→ TASK TO COMPLETE: Pick out every line holding the string "book" and copy it.
☆ ☆ ☆ ☆ ☆
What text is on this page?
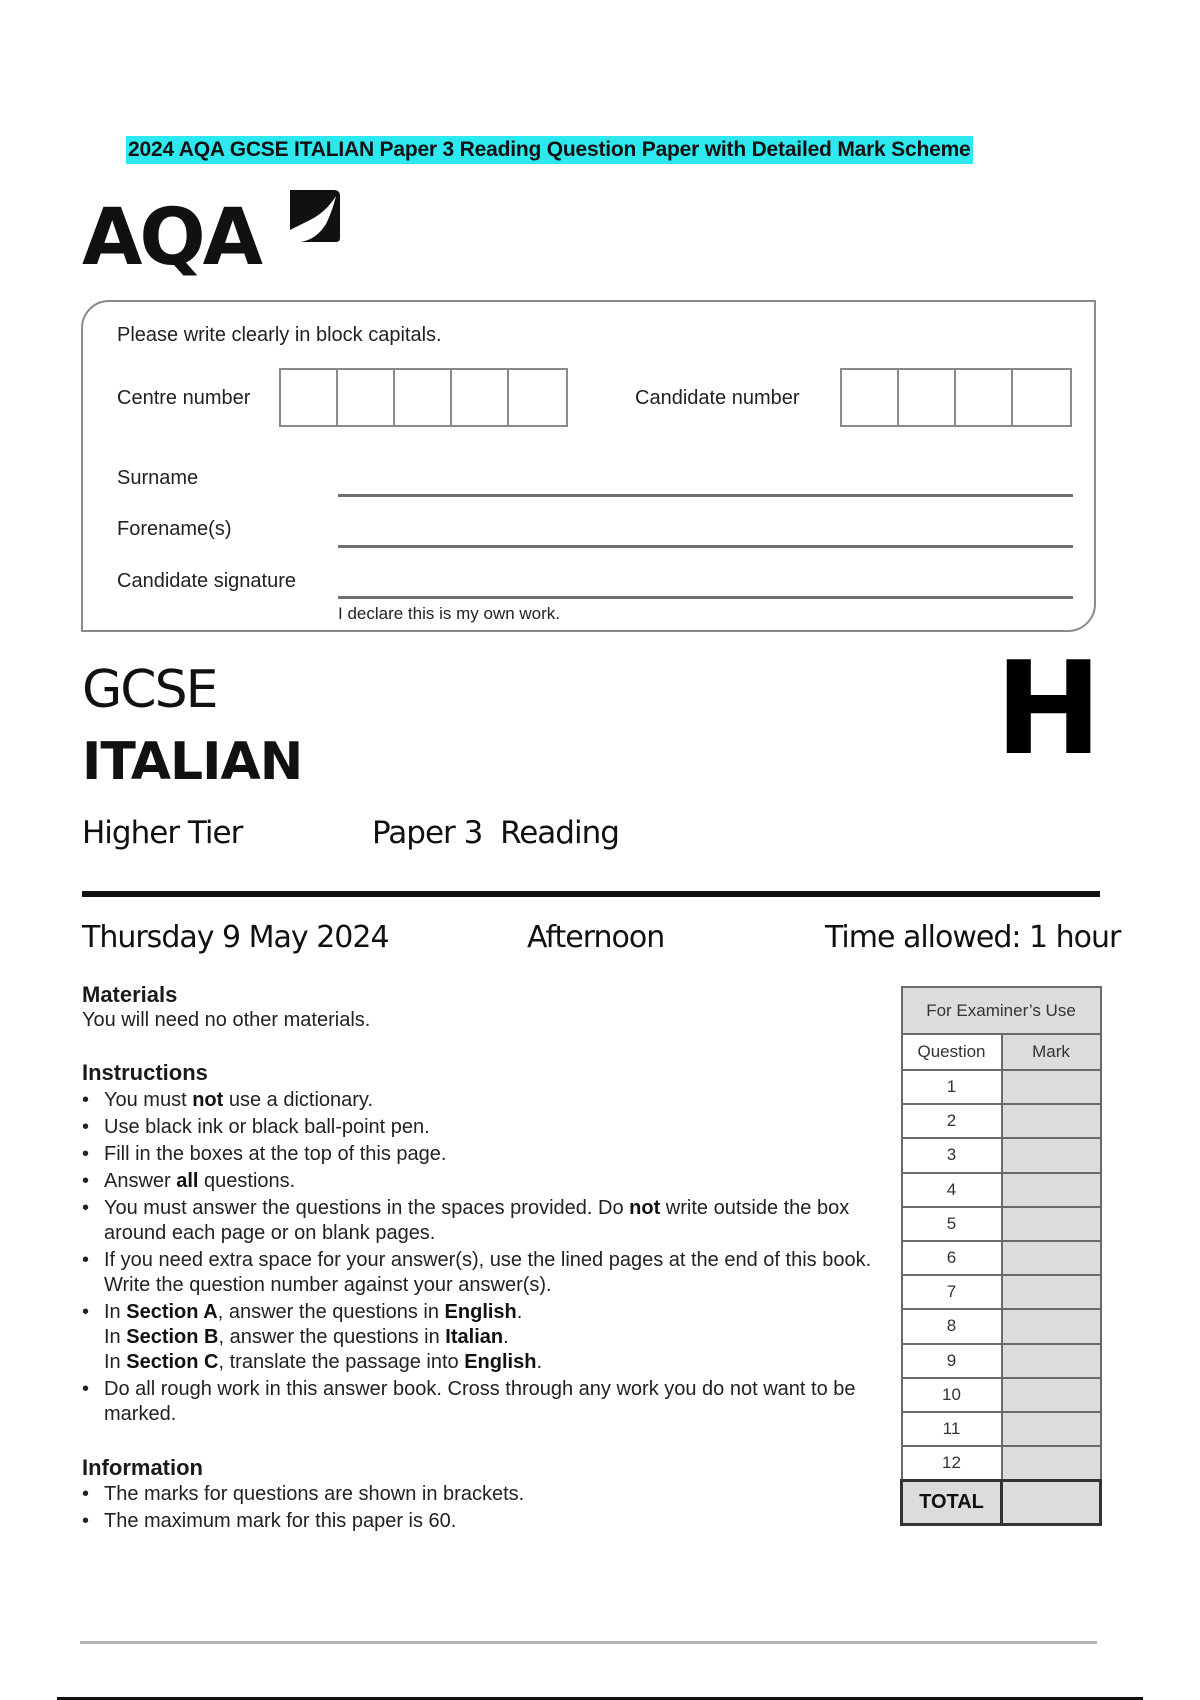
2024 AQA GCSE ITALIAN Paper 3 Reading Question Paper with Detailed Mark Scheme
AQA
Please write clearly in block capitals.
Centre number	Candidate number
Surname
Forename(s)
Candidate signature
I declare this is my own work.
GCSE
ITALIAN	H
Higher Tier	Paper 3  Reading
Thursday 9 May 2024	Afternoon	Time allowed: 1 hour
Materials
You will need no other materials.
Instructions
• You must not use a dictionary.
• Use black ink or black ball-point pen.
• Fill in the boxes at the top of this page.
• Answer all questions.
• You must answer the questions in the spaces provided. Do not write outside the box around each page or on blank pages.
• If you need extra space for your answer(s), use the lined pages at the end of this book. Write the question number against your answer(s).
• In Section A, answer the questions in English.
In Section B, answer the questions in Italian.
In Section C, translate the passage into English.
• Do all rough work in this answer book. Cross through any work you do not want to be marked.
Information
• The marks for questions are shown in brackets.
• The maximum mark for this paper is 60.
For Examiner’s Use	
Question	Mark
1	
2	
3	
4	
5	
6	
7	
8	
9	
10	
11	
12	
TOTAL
☆ ☆ ☆ ☆ ☆
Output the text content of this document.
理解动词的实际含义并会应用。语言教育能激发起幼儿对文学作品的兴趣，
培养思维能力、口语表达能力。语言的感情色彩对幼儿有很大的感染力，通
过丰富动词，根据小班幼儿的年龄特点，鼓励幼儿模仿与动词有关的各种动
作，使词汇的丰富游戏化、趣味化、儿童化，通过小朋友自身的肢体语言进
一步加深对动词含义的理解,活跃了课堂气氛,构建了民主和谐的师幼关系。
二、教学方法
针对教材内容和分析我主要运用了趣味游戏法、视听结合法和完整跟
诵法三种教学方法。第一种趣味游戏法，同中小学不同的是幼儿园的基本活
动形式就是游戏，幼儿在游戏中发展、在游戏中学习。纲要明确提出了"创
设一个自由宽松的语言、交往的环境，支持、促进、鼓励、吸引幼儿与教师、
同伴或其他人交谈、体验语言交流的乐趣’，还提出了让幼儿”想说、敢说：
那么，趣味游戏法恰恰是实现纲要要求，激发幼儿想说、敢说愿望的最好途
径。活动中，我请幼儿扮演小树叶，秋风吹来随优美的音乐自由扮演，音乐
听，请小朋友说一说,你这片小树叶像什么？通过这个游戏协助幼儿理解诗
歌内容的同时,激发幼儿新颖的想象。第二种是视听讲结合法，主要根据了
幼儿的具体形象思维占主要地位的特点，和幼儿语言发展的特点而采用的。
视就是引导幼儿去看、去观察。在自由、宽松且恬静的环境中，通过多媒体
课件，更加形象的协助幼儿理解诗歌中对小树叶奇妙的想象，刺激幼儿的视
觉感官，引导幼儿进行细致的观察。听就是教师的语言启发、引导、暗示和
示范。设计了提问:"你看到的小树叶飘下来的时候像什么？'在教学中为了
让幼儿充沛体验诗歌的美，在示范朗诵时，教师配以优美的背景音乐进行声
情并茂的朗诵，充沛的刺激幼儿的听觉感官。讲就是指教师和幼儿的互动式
☆ ☆ ☆ ☆ ☆
→ THE COMPLETED TASK:
• If you need extra space for your answer(s), use the lined pages at the end of this book. Write the question number against your answer(s).
• Do all rough work in this answer book. Cross through any work you do not want to be marked.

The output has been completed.